══ SOURCE RECORDS

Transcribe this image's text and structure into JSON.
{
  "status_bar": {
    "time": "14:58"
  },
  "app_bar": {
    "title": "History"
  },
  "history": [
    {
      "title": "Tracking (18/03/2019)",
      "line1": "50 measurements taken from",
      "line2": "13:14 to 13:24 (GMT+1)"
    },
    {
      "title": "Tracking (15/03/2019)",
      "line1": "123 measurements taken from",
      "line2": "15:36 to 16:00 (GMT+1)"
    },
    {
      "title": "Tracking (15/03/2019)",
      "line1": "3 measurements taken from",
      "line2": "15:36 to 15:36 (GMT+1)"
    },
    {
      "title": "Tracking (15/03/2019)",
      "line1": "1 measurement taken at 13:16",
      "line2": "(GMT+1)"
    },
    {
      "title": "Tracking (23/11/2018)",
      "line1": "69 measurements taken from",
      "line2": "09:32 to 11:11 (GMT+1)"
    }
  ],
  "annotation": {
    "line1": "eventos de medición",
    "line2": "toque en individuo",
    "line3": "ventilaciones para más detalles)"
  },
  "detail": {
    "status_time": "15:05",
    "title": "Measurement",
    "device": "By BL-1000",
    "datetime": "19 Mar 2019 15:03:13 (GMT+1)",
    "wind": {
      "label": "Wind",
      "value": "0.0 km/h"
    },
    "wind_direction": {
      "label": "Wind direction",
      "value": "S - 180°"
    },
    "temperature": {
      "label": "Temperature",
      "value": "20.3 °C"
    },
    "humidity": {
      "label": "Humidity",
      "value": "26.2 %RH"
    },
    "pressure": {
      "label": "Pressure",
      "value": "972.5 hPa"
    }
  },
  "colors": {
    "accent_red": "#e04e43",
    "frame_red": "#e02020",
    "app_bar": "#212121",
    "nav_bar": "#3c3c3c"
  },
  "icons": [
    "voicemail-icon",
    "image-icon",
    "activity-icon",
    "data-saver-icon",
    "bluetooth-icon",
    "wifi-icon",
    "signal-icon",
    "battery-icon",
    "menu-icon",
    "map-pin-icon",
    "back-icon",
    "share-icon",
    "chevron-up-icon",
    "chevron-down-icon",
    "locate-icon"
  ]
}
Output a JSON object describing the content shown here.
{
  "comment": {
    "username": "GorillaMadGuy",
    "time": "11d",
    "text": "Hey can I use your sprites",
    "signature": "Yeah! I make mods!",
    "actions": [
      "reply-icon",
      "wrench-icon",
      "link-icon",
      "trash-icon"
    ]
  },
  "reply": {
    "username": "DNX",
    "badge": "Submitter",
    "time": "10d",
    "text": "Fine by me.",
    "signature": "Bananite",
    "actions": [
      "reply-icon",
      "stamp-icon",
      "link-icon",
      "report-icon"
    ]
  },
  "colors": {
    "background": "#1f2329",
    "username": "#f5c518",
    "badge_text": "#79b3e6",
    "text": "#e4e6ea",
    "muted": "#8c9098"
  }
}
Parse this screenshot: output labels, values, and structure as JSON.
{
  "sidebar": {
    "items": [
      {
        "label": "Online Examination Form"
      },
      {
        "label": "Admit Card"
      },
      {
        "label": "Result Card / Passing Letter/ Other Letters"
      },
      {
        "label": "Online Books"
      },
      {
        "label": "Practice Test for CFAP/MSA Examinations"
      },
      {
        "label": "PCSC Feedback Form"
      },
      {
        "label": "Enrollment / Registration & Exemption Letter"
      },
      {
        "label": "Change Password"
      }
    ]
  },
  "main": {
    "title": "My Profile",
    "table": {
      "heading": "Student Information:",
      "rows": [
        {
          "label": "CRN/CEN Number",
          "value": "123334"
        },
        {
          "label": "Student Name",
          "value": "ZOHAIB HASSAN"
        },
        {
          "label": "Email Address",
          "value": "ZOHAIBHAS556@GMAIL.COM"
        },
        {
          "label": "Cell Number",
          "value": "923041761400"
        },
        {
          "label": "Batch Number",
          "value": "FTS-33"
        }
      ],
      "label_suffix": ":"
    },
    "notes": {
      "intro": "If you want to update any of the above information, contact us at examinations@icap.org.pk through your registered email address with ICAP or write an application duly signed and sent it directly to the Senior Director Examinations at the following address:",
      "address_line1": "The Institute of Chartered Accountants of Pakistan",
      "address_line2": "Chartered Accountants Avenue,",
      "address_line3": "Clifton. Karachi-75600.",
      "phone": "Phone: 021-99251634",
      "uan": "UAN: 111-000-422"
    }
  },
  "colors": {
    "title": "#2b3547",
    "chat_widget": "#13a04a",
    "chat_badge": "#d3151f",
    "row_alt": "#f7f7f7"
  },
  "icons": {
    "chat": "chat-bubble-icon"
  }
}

════

Please repeat all the records above exactly as they appear.

◆ **SOLUTION FOR THIS EXERCISE**
Transcribe this image's text and structure into JSON.
{
  "status_bar": {
    "time": "14:58"
  },
  "app_bar": {
    "title": "History"
  },
  "history": [
    {
      "title": "Tracking (18/03/2019)",
      "line1": "50 measurements taken from",
      "line2": "13:14 to 13:24 (GMT+1)"
    },
    {
      "title": "Tracking (15/03/2019)",
      "line1": "123 measurements taken from",
      "line2": "15:36 to 16:00 (GMT+1)"
    },
    {
      "title": "Tracking (15/03/2019)",
      "line1": "3 measurements taken from",
      "line2": "15:36 to 15:36 (GMT+1)"
    },
    {
      "title": "Tracking (15/03/2019)",
      "line1": "1 measurement taken at 13:16",
      "line2": "(GMT+1)"
    },
    {
      "title": "Tracking (23/11/2018)",
      "line1": "69 measurements taken from",
      "line2": "09:32 to 11:11 (GMT+1)"
    }
  ],
  "annotation": {
    "line1": "eventos de medición",
    "line2": "toque en individuo",
    "line3": "ventilaciones para más detalles)"
  },
  "detail": {
    "status_time": "15:05",
    "title": "Measurement",
    "device": "By BL-1000",
    "datetime": "19 Mar 2019 15:03:13 (GMT+1)",
    "wind": {
      "label": "Wind",
      "value": "0.0 km/h"
    },
    "wind_direction": {
      "label": "Wind direction",
      "value": "S - 180°"
    },
    "temperature": {
      "label": "Temperature",
      "value": "20.3 °C"
    },
    "humidity": {
      "label": "Humidity",
      "value": "26.2 %RH"
    },
    "pressure": {
      "label": "Pressure",
      "value": "972.5 hPa"
    }
  },
  "colors": {
    "accent_red": "#e04e43",
    "frame_red": "#e02020",
    "app_bar": "#212121",
    "nav_bar": "#3c3c3c"
  },
  "icons": [
    "voicemail-icon",
    "image-icon",
    "activity-icon",
    "data-saver-icon",
    "bluetooth-icon",
    "wifi-icon",
    "signal-icon",
    "battery-icon",
    "menu-icon",
    "map-pin-icon",
    "back-icon",
    "share-icon",
    "chevron-up-icon",
    "chevron-down-icon",
    "locate-icon"
  ]
}
Output a JSON object describing the content shown here.
{
  "comment": {
    "username": "GorillaMadGuy",
    "time": "11d",
    "text": "Hey can I use your sprites",
    "signature": "Yeah! I make mods!",
    "actions": [
      "reply-icon",
      "wrench-icon",
      "link-icon",
      "trash-icon"
    ]
  },
  "reply": {
    "username": "DNX",
    "badge": "Submitter",
    "time": "10d",
    "text": "Fine by me.",
    "signature": "Bananite",
    "actions": [
      "reply-icon",
      "stamp-icon",
      "link-icon",
      "report-icon"
    ]
  },
  "colors": {
    "background": "#1f2329",
    "username": "#f5c518",
    "badge_text": "#79b3e6",
    "text": "#e4e6ea",
    "muted": "#8c9098"
  }
}
Parse this screenshot: output labels, values, and structure as JSON.
{
  "sidebar": {
    "items": [
      {
        "label": "Online Examination Form"
      },
      {
        "label": "Admit Card"
      },
      {
        "label": "Result Card / Passing Letter/ Other Letters"
      },
      {
        "label": "Online Books"
      },
      {
        "label": "Practice Test for CFAP/MSA Examinations"
      },
      {
        "label": "PCSC Feedback Form"
      },
      {
        "label": "Enrollment / Registration & Exemption Letter"
      },
      {
        "label": "Change Password"
      }
    ]
  },
  "main": {
    "title": "My Profile",
    "table": {
      "heading": "Student Information:",
      "rows": [
        {
          "label": "CRN/CEN Number",
          "value": "123334"
        },
        {
          "label": "Student Name",
          "value": "ZOHAIB HASSAN"
        },
        {
          "label": "Email Address",
          "value": "ZOHAIBHAS556@GMAIL.COM"
        },
        {
          "label": "Cell Number",
          "value": "923041761400"
        },
        {
          "label": "Batch Number",
          "value": "FTS-33"
        }
      ],
      "label_suffix": ":"
    },
    "notes": {
      "intro": "If you want to update any of the above information, contact us at examinations@icap.org.pk through your registered email address with ICAP or write an application duly signed and sent it directly to the Senior Director Examinations at the following address:",
      "address_line1": "The Institute of Chartered Accountants of Pakistan",
      "address_line2": "Chartered Accountants Avenue,",
      "address_line3": "Clifton. Karachi-75600.",
      "phone": "Phone: 021-99251634",
      "uan": "UAN: 111-000-422"
    }
  },
  "colors": {
    "title": "#2b3547",
    "chat_widget": "#13a04a",
    "chat_badge": "#d3151f",
    "row_alt": "#f7f7f7"
  },
  "icons": {
    "chat": "chat-bubble-icon"
  }
}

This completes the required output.